> _EXERCISE REQUIREMENTS_:
Rename every "legend-swatch" in the listing to "legend-key" and reproduce the full listing with nothing else changed.

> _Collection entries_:
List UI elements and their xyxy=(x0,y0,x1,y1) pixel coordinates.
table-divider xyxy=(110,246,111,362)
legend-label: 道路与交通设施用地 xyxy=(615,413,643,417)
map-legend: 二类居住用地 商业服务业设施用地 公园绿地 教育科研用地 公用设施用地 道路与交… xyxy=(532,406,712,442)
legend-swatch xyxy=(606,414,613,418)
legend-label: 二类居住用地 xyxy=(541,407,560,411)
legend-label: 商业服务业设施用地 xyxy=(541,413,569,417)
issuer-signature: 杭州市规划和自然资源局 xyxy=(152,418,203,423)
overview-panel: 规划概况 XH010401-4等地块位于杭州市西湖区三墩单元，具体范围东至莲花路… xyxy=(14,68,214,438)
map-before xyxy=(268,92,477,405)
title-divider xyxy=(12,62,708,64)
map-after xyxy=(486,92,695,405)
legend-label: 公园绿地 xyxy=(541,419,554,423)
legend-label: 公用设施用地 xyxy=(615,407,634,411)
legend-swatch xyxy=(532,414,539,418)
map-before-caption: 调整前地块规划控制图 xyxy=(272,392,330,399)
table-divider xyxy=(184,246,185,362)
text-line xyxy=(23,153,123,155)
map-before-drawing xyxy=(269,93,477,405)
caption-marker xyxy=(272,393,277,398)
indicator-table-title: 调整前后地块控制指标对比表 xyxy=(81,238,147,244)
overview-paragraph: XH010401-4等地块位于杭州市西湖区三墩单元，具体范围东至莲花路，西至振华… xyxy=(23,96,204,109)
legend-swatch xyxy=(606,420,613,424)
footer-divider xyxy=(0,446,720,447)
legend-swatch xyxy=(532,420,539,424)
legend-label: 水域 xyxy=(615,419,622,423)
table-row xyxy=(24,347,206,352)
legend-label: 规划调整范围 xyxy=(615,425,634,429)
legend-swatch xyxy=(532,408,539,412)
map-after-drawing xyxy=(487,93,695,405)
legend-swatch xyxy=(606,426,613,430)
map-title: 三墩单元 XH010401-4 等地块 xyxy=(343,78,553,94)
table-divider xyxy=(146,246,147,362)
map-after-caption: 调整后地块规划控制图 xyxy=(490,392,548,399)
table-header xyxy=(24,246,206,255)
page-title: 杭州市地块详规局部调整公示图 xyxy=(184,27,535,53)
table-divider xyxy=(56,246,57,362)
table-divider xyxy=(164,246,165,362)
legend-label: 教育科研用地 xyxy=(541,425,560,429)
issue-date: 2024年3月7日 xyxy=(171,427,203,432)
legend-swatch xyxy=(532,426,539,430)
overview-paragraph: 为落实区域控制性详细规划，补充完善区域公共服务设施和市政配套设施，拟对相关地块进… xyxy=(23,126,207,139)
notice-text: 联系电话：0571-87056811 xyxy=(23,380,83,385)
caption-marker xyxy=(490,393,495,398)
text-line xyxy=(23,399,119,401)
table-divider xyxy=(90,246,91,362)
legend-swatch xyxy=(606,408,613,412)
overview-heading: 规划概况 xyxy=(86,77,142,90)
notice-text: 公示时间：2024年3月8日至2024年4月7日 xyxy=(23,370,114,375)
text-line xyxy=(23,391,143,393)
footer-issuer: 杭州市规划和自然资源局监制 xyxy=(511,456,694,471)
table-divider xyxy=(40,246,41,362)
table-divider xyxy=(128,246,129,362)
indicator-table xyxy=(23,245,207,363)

> _SOLUTION FOR THIS PROBLEM_:
List UI elements and their xyxy=(x0,y0,x1,y1) pixel coordinates.
table-divider xyxy=(110,246,111,362)
legend-label: 道路与交通设施用地 xyxy=(615,413,643,417)
map-legend: 二类居住用地 商业服务业设施用地 公园绿地 教育科研用地 公用设施用地 道路与交… xyxy=(532,406,712,442)
legend-key xyxy=(606,414,613,418)
legend-label: 二类居住用地 xyxy=(541,407,560,411)
legend-label: 商业服务业设施用地 xyxy=(541,413,569,417)
issuer-signature: 杭州市规划和自然资源局 xyxy=(152,418,203,423)
overview-panel: 规划概况 XH010401-4等地块位于杭州市西湖区三墩单元，具体范围东至莲花路… xyxy=(14,68,214,438)
map-before xyxy=(268,92,477,405)
title-divider xyxy=(12,62,708,64)
map-after xyxy=(486,92,695,405)
legend-label: 公园绿地 xyxy=(541,419,554,423)
legend-label: 公用设施用地 xyxy=(615,407,634,411)
legend-key xyxy=(532,414,539,418)
map-before-caption: 调整前地块规划控制图 xyxy=(272,392,330,399)
table-divider xyxy=(184,246,185,362)
text-line xyxy=(23,153,123,155)
map-before-drawing xyxy=(269,93,477,405)
caption-marker xyxy=(272,393,277,398)
indicator-table-title: 调整前后地块控制指标对比表 xyxy=(81,238,147,244)
overview-paragraph: XH010401-4等地块位于杭州市西湖区三墩单元，具体范围东至莲花路，西至振华… xyxy=(23,96,204,109)
legend-key xyxy=(606,420,613,424)
footer-divider xyxy=(0,446,720,447)
legend-key xyxy=(532,420,539,424)
legend-label: 水域 xyxy=(615,419,622,423)
table-row xyxy=(24,347,206,352)
legend-label: 规划调整范围 xyxy=(615,425,634,429)
legend-key xyxy=(532,408,539,412)
map-after-drawing xyxy=(487,93,695,405)
legend-key xyxy=(606,426,613,430)
map-title: 三墩单元 XH010401-4 等地块 xyxy=(343,78,553,94)
table-divider xyxy=(146,246,147,362)
map-after-caption: 调整后地块规划控制图 xyxy=(490,392,548,399)
table-header xyxy=(24,246,206,255)
page-title: 杭州市地块详规局部调整公示图 xyxy=(184,27,535,53)
table-divider xyxy=(56,246,57,362)
table-divider xyxy=(164,246,165,362)
legend-label: 教育科研用地 xyxy=(541,425,560,429)
issue-date: 2024年3月7日 xyxy=(171,427,203,432)
legend-key xyxy=(532,426,539,430)
overview-paragraph: 为落实区域控制性详细规划，补充完善区域公共服务设施和市政配套设施，拟对相关地块进… xyxy=(23,126,207,139)
notice-text: 联系电话：0571-87056811 xyxy=(23,380,83,385)
caption-marker xyxy=(490,393,495,398)
text-line xyxy=(23,399,119,401)
table-divider xyxy=(90,246,91,362)
legend-key xyxy=(606,408,613,412)
overview-heading: 规划概况 xyxy=(86,77,142,90)
notice-text: 公示时间：2024年3月8日至2024年4月7日 xyxy=(23,370,114,375)
text-line xyxy=(23,391,143,393)
footer-issuer: 杭州市规划和自然资源局监制 xyxy=(511,456,694,471)
table-divider xyxy=(40,246,41,362)
table-divider xyxy=(128,246,129,362)
indicator-table xyxy=(23,245,207,363)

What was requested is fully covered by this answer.